You can't go and not fall in love and be completely mesmerized,
Unless there is no blood in your veins!
One of the great destinations.


Badrabbit wrote:

Louis XIII (the cognac not the king)

yet again, you are a man of great taste!


----------



## tom22 (Feb 19, 2004)

I love virtually everything about France. Of course the last time I was there I was deeply in love with a Smith college girl taking her junior year in Paris. My French was lousy but everyone treated me well because I was wearing a couple of Arthur Rosenberg suits (from New Haven) and knew a couple of phrases and had a good accent. My gosh the city was so lovely. So perfect for a left bank romance, walks along the Seine and all. Oh what did Heminway say? Paris was always worth the journey. it rewarded you for whatever you brought to it. I was very young and very poor and very happy. and all of you punks who have never been there, no nothing about europe, no nothing about culture, no nothing about history and hate the french,
well fold it five ways and stick it where the moon don't shine. you have no life, and never will.


----------



## Karl89 (Feb 20, 2005)

Tom,

Easy does it big fellow, easy does it.

Karl


----------



## jbmcb (Sep 7, 2005)

> quote:_Originally posted by tom22_
> and all of you punks who have never been there, no nothing about europe, no nothing about culture, no nothing about history and hate the french, well fold it five ways and stick it where the moon don't shine. you have no life, and never will.


I know how to spell 'know' (sorry, couldn't resist,) and I'm pretty sure the skiing is better in British Columbia, but that's just my set of priorities 

Good/Fast/Cheap - Pick Two


----------



## Curator (Aug 4, 2005)

> quote:_Originally posted by jbmcb_
> I'm pretty sure the skiing is better in British Columbia.


Thoroughly agreed, Whistler is a pretty special place.

----------------------------
Ruskin was right...

www.williamlcoleman.com


----------



## Vettriano Man (Jun 30, 2005)

> quote:_Originally posted by Badrabbit_
> 
> Louis XIII (the cognac not the king)

————

### Problems to work on:
1. In the forum thread about France above, condense the paragraph that begins "I love virtually everything about France" into a short bulleted list that keeps its main facts.
2. Reproduce the data items word for word, everything from the first line down to the line containing "bar-units — [132, 377, 286, 385]", with both of those lines included.

[Data items]
————

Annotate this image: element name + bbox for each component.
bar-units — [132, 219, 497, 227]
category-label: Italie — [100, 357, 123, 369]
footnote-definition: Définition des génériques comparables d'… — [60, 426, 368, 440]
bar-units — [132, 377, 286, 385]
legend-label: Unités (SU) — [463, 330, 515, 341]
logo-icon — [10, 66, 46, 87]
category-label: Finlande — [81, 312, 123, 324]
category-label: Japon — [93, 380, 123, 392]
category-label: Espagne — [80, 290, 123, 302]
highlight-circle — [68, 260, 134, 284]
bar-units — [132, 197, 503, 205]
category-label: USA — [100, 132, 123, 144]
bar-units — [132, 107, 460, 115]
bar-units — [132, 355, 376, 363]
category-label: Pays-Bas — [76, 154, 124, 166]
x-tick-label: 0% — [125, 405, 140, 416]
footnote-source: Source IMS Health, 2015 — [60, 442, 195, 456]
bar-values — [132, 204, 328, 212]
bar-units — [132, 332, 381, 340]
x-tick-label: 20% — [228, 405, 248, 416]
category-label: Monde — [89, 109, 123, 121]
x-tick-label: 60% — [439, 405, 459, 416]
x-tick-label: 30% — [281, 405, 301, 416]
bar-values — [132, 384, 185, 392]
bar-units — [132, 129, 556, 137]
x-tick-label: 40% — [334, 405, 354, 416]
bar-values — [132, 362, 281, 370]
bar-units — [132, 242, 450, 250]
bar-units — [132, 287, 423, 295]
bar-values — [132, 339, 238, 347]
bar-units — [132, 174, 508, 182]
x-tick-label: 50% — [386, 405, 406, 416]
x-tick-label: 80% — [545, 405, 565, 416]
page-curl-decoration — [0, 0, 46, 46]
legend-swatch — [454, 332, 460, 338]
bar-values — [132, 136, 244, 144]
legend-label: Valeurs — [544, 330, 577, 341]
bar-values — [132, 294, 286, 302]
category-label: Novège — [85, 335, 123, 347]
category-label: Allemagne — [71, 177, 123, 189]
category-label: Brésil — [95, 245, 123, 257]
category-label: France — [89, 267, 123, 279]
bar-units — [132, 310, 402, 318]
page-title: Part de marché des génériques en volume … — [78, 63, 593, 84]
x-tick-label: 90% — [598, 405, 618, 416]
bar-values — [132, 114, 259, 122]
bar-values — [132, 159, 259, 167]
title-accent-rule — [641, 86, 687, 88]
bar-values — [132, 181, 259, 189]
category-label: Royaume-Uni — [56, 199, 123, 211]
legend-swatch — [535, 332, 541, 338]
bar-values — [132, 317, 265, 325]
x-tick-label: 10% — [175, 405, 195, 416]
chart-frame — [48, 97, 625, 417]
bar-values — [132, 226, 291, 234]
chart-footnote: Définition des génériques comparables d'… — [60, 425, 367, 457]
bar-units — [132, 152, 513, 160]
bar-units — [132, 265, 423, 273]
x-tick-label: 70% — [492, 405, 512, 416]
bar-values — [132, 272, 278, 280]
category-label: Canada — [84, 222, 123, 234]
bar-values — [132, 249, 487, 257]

————

### The replies:
1.
- The poster loves nearly everything about France.
- On the last visit, the poster was deeply in love with a Smith college student spending her junior year in Paris.
- The poster's French was poor, but people were kind because the poster wore Arthur Rosenberg suits from New Haven, knew a few phrases and had a good accent.
- Paris was lovely and perfect for a Left Bank romance with walks along the Seine. A remembered line says the city was always worth the journey and rewarded whatever you brought to it.
- The poster was very young, very poor and very happy then.
- The paragraph ends by telling anyone who has never been there, knows nothing of Europe, culture or history, and hates the French that they have no life and never will.

2.
Annotate this image: element name + bbox for each component.
bar-units — [132, 219, 497, 227]
category-label: Italie — [100, 357, 123, 369]
footnote-definition: Définition des génériques comparables d'… — [60, 426, 368, 440]
bar-units — [132, 377, 286, 385]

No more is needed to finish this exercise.